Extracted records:
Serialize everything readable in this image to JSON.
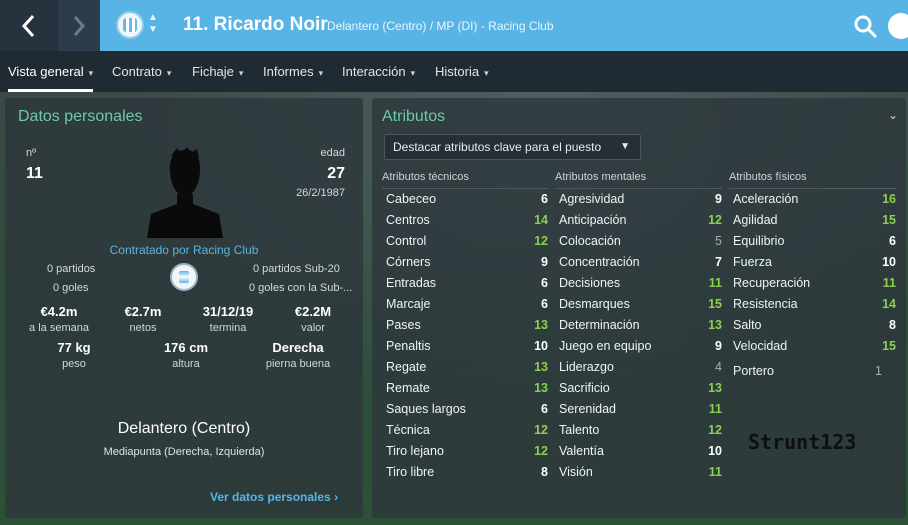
{
  "header": {
    "player_name": "11. Ricardo Noir",
    "player_sub": "Delantero (Centro) / MP (DI) - Racing Club"
  },
  "menu": {
    "items": [
      {
        "label": "Vista general"
      },
      {
        "label": "Contrato"
      },
      {
        "label": "Fichaje"
      },
      {
        "label": "Informes"
      },
      {
        "label": "Interacción"
      },
      {
        "label": "Historia"
      }
    ]
  },
  "personal": {
    "title": "Datos personales",
    "number_label": "nº",
    "number": "11",
    "age_label": "edad",
    "age": "27",
    "dob": "26/2/1987",
    "contract_text": "Contratado por Racing Club",
    "matches_left": "0 partidos",
    "goals_left": "0 goles",
    "matches_right": "0 partidos Sub-20",
    "goals_right": "0 goles con la Sub-...",
    "wage": "€4.2m",
    "wage_label": "a la semana",
    "net": "€2.7m",
    "net_label": "netos",
    "expiry": "31/12/19",
    "expiry_label": "termina",
    "value": "€2.2M",
    "value_label": "valor",
    "weight": "77 kg",
    "weight_label": "peso",
    "height": "176 cm",
    "height_label": "altura",
    "foot": "Derecha",
    "foot_label": "pierna buena",
    "position": "Delantero (Centro)",
    "position_sub": "Mediapunta (Derecha, Izquierda)",
    "more_link": "Ver datos personales"
  },
  "attributes": {
    "title": "Atributos",
    "dropdown": "Destacar atributos clave para el puesto",
    "technical": {
      "header": "Atributos técnicos",
      "items": [
        {
          "name": "Cabeceo",
          "value": "6",
          "tone": "white"
        },
        {
          "name": "Centros",
          "value": "14",
          "tone": "green"
        },
        {
          "name": "Control",
          "value": "12",
          "tone": "green"
        },
        {
          "name": "Córners",
          "value": "9",
          "tone": "white"
        },
        {
          "name": "Entradas",
          "value": "6",
          "tone": "white"
        },
        {
          "name": "Marcaje",
          "value": "6",
          "tone": "white"
        },
        {
          "name": "Pases",
          "value": "13",
          "tone": "green"
        },
        {
          "name": "Penaltis",
          "value": "10",
          "tone": "white"
        },
        {
          "name": "Regate",
          "value": "13",
          "tone": "green"
        },
        {
          "name": "Remate",
          "value": "13",
          "tone": "green"
        },
        {
          "name": "Saques largos",
          "value": "6",
          "tone": "white"
        },
        {
          "name": "Técnica",
          "value": "12",
          "tone": "green"
        },
        {
          "name": "Tiro lejano",
          "value": "12",
          "tone": "green"
        },
        {
          "name": "Tiro libre",
          "value": "8",
          "tone": "white"
        }
      ]
    },
    "mental": {
      "header": "Atributos mentales",
      "items": [
        {
          "name": "Agresividad",
          "value": "9",
          "tone": "white"
        },
        {
          "name": "Anticipación",
          "value": "12",
          "tone": "green"
        },
        {
          "name": "Colocación",
          "value": "5",
          "tone": "grey"
        },
        {
          "name": "Concentración",
          "value": "7",
          "tone": "white"
        },
        {
          "name": "Decisiones",
          "value": "11",
          "tone": "green"
        },
        {
          "name": "Desmarques",
          "value": "15",
          "tone": "green"
        },
        {
          "name": "Determinación",
          "value": "13",
          "tone": "green"
        },
        {
          "name": "Juego en equipo",
          "value": "9",
          "tone": "white"
        },
        {
          "name": "Liderazgo",
          "value": "4",
          "tone": "grey"
        },
        {
          "name": "Sacrificio",
          "value": "13",
          "tone": "green"
        },
        {
          "name": "Serenidad",
          "value": "11",
          "tone": "green"
        },
        {
          "name": "Talento",
          "value": "12",
          "tone": "green"
        },
        {
          "name": "Valentía",
          "value": "10",
          "tone": "white"
        },
        {
          "name": "Visión",
          "value": "11",
          "tone": "green"
        }
      ]
    },
    "physical": {
      "header": "Atributos físicos",
      "items": [
        {
          "name": "Aceleración",
          "value": "16",
          "tone": "green"
        },
        {
          "name": "Agilidad",
          "value": "15",
          "tone": "green"
        },
        {
          "name": "Equilibrio",
          "value": "6",
          "tone": "white"
        },
        {
          "name": "Fuerza",
          "value": "10",
          "tone": "white"
        },
        {
          "name": "Recuperación",
          "value": "11",
          "tone": "green"
        },
        {
          "name": "Resistencia",
          "value": "14",
          "tone": "green"
        },
        {
          "name": "Salto",
          "value": "8",
          "tone": "white"
        },
        {
          "name": "Velocidad",
          "value": "15",
          "tone": "green"
        }
      ],
      "goalkeeper": {
        "name": "Portero",
        "value": "1",
        "tone": "grey"
      }
    }
  },
  "watermark": "Strunt123",
  "colors": {
    "accent_blue": "#59b4e6",
    "title_green": "#6cc9a9",
    "value_green": "#8bd04f"
  }
}
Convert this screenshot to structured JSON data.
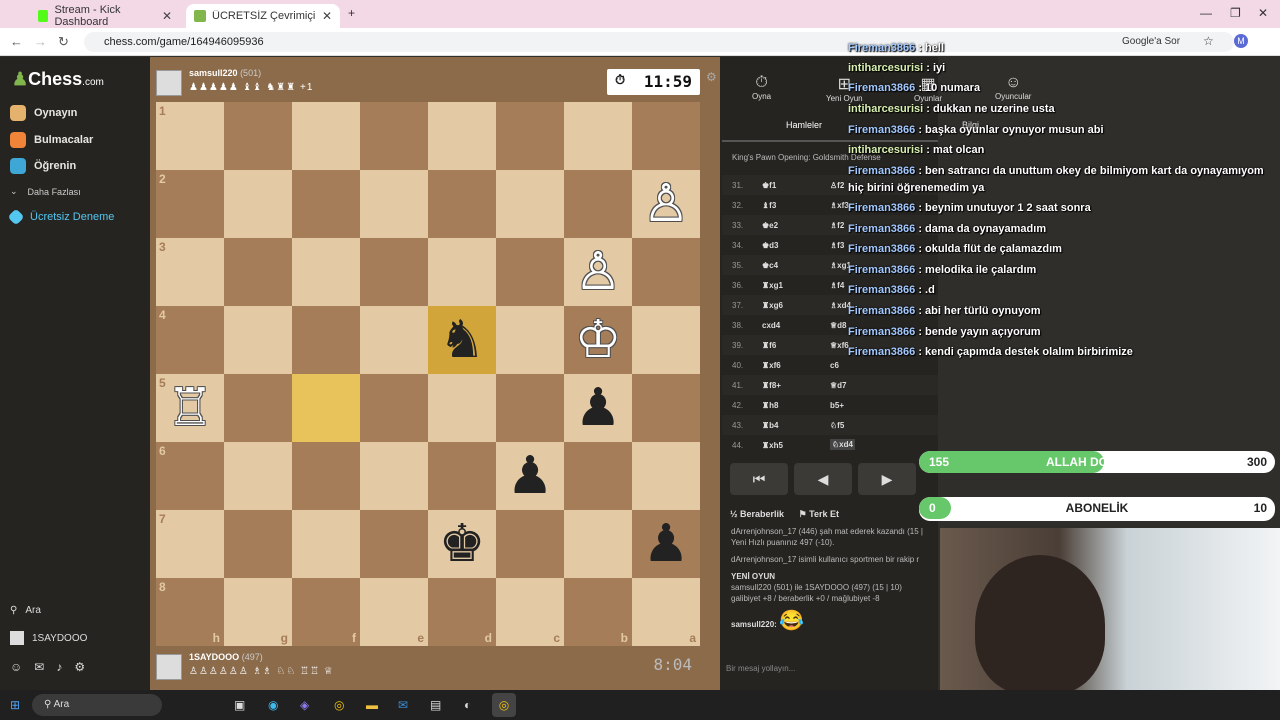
{
  "browser": {
    "tabs": [
      {
        "title": "Stream - Kick Dashboard",
        "color": "#53fc18"
      },
      {
        "title": "ÜCRETSİZ Çevrimiçi Satranç",
        "color": "#81b64c"
      }
    ],
    "url": "chess.com/game/164946095936",
    "google_btn": "Google'a Sor",
    "profile_initial": "M"
  },
  "sidebar": {
    "logo": "Chess",
    "logo_suffix": ".com",
    "items": [
      {
        "label": "Oynayın",
        "icon": "pawn-icon",
        "color": "#e4b26d"
      },
      {
        "label": "Bulmacalar",
        "icon": "puzzle-icon",
        "color": "#f08438"
      },
      {
        "label": "Öğrenin",
        "icon": "learn-icon",
        "color": "#3fa7d6"
      },
      {
        "label": "Daha Fazlası",
        "icon": "chevron-down-icon",
        "color": "#bbb"
      },
      {
        "label": "Ücretsiz Deneme",
        "icon": "diamond-icon",
        "color": "#53c7f0"
      }
    ],
    "search": "Ara",
    "username": "1SAYDOOO"
  },
  "game": {
    "top_player": {
      "name": "samsull220",
      "rating": "(501)",
      "captured": "♟♟♟♟♟ ♝♝ ♞♜♜ +1"
    },
    "bottom_player": {
      "name": "1SAYDOOO",
      "rating": "(497)",
      "captured": "♙♙♙♙♙♙ ♗♗ ♘♘ ♖♖ ♕"
    },
    "top_clock": "11:59",
    "bottom_clock": "8:04",
    "ranks": [
      "1",
      "2",
      "3",
      "4",
      "5",
      "6",
      "7",
      "8"
    ],
    "files": [
      "h",
      "g",
      "f",
      "e",
      "d",
      "c",
      "b",
      "a"
    ]
  },
  "right_panel": {
    "tabs": [
      "Oyna",
      "Yeni Oyun",
      "Oyunlar",
      "Oyuncular"
    ],
    "subtabs": [
      "Hamleler",
      "Bilgi"
    ],
    "opening": "King's Pawn Opening: Goldsmith Defense",
    "moves": [
      {
        "n": "31.",
        "w": "♚f1",
        "b": "♙f2"
      },
      {
        "n": "32.",
        "w": "♝f3",
        "b": "♗xf3"
      },
      {
        "n": "33.",
        "w": "♚e2",
        "b": "♗f2"
      },
      {
        "n": "34.",
        "w": "♚d3",
        "b": "♗f3"
      },
      {
        "n": "35.",
        "w": "♚c4",
        "b": "♗xg1"
      },
      {
        "n": "36.",
        "w": "♜xg1",
        "b": "♗f4"
      },
      {
        "n": "37.",
        "w": "♜xg6",
        "b": "♗xd4"
      },
      {
        "n": "38.",
        "w": "cxd4",
        "b": "♕d8"
      },
      {
        "n": "39.",
        "w": "♜f6",
        "b": "♕xf6"
      },
      {
        "n": "40.",
        "w": "♜xf6",
        "b": "c6"
      },
      {
        "n": "41.",
        "w": "♜f8+",
        "b": "♕d7"
      },
      {
        "n": "42.",
        "w": "♜h8",
        "b": "b5+"
      },
      {
        "n": "43.",
        "w": "♜b4",
        "b": "♘f5"
      },
      {
        "n": "44.",
        "w": "♜xh5",
        "b": "♘xd4"
      }
    ],
    "controls": [
      "⏮",
      "◀",
      "▶",
      "▷",
      "⏭"
    ],
    "draw": "Beraberlik",
    "resign": "Terk Et",
    "log": [
      "dArrenjohnson_17 (446) şah mat ederek kazandı (15 |",
      "Yeni Hızlı puanınız 497 (-10).",
      "dArrenjohnson_17 isimli kullanıcı sportmen bir rakip r",
      "YENİ OYUN",
      "samsull220 (501) ile 1SAYDOOO (497) (15 | 10)",
      "galibiyet +8 / beraberlik +0 / mağlubiyet -8",
      "samsull220:"
    ],
    "emoji": "😂",
    "chat_placeholder": "Bir mesaj yollayın..."
  },
  "stream_chat": [
    {
      "user": "Fireman3866",
      "msg": "hell"
    },
    {
      "user": "intiharcesurisi",
      "msg": "iyi"
    },
    {
      "user": "Fireman3866",
      "msg": "10 numara"
    },
    {
      "user": "intiharcesurisi",
      "msg": "dukkan ne uzerine usta"
    },
    {
      "user": "Fireman3866",
      "msg": "başka oyunlar oynuyor musun abi"
    },
    {
      "user": "intiharcesurisi",
      "msg": "mat olcan"
    },
    {
      "user": "Fireman3866",
      "msg": "ben satrancı da unuttum okey de bilmiyom kart da oynayamıyom"
    },
    {
      "user": "",
      "msg": "hiç birini öğrenemedim ya"
    },
    {
      "user": "Fireman3866",
      "msg": "beynim unutuyor 1 2 saat sonra"
    },
    {
      "user": "Fireman3866",
      "msg": "dama da oynayamadım"
    },
    {
      "user": "Fireman3866",
      "msg": "okulda flüt de çalamazdım"
    },
    {
      "user": "Fireman3866",
      "msg": "melodika ile çalardım"
    },
    {
      "user": "Fireman3866",
      "msg": ".d"
    },
    {
      "user": "Fireman3866",
      "msg": "abi her türlü oynuyom"
    },
    {
      "user": "Fireman3866",
      "msg": "bende yayın açıyorum"
    },
    {
      "user": "Fireman3866",
      "msg": "kendi çapımda destek olalım birbirimize"
    }
  ],
  "goals": [
    {
      "left": "155",
      "label": "ALLAH DOSTLAR",
      "right": "300",
      "progress": 0.52
    },
    {
      "left": "0",
      "label": "ABONELİK",
      "right": "10",
      "progress": 0.09
    }
  ],
  "taskbar": {
    "search": "Ara"
  }
}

* Instructions to follow
Filter the entries down to the lines with the word "Racing" in them.

* Task output
    "player_sub": "Delantero (Centro) / MP (DI) - Racing Club"
    "contract_text": "Contratado por Racing Club",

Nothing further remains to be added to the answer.